* _SET PROBLEM_
Using the material below, copy every line where "Amount" appears.

* _MATERIAL FOR THIS EXERCISE_
----
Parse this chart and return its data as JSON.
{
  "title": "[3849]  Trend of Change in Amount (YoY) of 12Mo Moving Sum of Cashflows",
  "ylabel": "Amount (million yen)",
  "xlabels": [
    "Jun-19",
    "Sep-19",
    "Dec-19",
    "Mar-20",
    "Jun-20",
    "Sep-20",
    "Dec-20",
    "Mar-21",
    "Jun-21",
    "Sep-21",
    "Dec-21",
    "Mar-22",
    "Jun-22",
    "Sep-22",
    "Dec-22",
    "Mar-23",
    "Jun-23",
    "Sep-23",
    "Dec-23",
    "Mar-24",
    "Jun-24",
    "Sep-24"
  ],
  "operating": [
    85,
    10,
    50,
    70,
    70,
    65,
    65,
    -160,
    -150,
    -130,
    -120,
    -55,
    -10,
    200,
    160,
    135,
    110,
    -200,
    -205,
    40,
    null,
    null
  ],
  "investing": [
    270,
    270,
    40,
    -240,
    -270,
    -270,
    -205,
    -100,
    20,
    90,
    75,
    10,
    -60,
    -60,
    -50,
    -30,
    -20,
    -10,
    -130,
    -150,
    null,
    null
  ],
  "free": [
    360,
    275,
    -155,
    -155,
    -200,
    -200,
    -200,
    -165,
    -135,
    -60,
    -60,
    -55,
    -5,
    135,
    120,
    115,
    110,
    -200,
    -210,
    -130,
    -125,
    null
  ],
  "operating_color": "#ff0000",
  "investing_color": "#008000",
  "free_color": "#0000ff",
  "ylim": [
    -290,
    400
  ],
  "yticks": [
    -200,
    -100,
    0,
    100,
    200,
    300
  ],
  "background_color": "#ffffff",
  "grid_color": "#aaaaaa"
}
----
* _TASK OUTPUT_
  "title": "[3849]  Trend of Change in Amount (YoY) of 12Mo Moving Sum of Cashflows",
  "ylabel": "Amount (million yen)",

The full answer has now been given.